#### ITEMS ####

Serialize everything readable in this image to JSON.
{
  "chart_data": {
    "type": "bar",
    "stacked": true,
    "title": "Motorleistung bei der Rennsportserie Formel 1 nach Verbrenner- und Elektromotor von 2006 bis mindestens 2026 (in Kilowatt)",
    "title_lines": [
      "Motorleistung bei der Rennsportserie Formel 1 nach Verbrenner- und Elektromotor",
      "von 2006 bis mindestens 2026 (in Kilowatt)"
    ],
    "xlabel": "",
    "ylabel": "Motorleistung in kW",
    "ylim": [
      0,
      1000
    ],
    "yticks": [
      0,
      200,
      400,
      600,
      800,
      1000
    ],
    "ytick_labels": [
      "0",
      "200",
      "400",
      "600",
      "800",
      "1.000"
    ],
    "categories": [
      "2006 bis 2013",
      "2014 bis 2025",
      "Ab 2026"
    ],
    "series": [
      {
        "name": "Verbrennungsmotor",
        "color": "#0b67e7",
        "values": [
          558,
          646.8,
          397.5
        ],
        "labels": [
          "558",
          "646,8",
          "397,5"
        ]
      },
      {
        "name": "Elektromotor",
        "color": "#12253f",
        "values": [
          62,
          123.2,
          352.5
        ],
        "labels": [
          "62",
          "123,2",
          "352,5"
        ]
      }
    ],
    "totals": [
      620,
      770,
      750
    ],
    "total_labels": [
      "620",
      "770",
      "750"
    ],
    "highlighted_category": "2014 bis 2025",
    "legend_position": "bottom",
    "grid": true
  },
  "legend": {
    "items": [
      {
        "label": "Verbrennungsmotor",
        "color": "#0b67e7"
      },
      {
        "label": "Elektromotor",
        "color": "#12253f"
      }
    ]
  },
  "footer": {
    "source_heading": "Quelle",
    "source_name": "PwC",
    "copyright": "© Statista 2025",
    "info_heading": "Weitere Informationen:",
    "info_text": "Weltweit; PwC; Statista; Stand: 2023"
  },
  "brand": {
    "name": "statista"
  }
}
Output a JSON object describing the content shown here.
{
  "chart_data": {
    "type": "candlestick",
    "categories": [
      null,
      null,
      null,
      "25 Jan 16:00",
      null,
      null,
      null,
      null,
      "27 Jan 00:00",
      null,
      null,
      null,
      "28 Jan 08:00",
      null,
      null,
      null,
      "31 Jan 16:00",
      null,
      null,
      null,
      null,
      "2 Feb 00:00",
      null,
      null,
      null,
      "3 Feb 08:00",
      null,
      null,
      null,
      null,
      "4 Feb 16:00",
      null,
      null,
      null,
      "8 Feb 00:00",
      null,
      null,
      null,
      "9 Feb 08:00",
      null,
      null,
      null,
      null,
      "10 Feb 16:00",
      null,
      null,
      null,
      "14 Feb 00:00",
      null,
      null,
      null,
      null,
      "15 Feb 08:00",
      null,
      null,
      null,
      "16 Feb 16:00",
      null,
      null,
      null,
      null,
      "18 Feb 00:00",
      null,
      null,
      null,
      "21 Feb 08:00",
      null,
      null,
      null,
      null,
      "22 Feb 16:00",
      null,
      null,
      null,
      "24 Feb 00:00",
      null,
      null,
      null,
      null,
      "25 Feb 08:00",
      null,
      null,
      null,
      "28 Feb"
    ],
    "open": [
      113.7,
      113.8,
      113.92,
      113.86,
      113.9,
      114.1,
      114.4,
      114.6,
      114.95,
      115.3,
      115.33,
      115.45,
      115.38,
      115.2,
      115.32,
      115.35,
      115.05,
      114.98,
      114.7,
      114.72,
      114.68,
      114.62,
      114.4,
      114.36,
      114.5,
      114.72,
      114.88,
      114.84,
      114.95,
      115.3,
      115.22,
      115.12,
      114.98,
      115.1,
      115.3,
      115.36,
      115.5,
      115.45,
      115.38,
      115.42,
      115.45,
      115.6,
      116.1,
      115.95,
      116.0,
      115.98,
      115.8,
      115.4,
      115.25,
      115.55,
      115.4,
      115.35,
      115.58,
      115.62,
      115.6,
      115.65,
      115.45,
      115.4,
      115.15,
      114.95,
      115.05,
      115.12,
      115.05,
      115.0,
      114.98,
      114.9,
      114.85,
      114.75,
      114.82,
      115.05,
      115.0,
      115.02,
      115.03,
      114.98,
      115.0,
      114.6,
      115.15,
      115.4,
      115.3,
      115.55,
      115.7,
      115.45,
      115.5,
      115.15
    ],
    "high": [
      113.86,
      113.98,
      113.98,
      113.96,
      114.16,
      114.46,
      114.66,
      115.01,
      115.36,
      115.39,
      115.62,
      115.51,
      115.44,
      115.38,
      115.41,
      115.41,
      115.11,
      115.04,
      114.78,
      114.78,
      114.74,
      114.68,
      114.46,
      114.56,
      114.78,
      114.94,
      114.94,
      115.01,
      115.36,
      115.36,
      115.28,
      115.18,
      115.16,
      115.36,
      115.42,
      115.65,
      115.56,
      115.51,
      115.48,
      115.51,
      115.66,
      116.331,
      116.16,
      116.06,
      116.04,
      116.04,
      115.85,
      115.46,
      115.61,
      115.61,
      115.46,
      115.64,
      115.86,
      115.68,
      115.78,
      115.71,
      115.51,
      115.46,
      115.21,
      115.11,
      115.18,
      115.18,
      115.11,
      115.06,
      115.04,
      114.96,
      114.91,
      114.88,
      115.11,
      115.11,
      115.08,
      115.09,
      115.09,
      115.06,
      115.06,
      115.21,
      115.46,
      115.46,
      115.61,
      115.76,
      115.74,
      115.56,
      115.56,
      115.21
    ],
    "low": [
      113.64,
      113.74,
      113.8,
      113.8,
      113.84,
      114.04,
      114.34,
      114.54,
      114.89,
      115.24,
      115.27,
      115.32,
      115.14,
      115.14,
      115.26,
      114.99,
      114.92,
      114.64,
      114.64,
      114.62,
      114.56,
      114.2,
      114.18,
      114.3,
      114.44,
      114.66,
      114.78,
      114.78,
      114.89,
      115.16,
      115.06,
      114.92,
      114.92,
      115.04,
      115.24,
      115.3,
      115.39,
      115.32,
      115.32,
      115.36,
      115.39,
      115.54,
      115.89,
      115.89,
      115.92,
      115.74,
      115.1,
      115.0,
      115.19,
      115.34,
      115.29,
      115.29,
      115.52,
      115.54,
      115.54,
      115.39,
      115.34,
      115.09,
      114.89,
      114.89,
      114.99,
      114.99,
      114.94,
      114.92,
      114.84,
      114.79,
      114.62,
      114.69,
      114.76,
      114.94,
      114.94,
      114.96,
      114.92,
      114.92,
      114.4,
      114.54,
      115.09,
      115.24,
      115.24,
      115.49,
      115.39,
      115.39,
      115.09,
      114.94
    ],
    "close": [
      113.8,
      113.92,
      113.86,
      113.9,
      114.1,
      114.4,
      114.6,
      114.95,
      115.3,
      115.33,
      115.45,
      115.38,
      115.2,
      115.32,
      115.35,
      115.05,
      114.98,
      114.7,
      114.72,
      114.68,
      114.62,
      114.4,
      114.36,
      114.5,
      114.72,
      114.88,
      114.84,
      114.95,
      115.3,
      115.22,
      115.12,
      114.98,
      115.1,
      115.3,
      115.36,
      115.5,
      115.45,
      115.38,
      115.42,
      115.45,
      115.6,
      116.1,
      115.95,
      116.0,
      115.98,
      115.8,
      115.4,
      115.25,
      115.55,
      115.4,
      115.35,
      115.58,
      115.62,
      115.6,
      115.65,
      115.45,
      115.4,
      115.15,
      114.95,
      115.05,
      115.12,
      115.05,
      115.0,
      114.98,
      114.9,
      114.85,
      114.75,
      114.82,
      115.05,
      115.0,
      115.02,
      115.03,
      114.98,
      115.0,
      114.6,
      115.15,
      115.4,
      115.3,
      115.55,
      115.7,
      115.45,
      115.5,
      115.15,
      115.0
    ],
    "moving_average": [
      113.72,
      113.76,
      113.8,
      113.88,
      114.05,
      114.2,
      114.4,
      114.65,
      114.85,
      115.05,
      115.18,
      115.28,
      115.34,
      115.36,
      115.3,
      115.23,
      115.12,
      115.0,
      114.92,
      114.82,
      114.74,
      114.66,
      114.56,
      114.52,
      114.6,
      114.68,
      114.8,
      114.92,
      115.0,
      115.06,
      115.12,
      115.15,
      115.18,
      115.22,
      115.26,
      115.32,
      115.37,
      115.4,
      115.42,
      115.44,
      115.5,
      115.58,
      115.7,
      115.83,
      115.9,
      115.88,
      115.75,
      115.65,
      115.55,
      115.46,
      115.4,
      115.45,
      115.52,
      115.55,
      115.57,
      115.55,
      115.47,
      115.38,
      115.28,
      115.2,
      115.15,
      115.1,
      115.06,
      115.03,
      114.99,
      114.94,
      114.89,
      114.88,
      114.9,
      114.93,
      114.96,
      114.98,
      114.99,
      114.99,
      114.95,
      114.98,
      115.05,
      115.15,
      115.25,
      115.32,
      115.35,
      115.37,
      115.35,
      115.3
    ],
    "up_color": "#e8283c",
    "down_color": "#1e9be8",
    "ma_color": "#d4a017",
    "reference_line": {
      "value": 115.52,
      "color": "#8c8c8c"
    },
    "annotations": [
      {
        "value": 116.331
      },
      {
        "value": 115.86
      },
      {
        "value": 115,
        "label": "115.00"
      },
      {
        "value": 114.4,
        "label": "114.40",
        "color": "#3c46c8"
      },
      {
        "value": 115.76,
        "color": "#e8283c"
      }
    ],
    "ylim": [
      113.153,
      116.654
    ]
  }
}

####

Give the count of lines in the records that contain "Rennsportserie", and no other text.

→ **OUTPUT FOR THIS EXERCISE**
2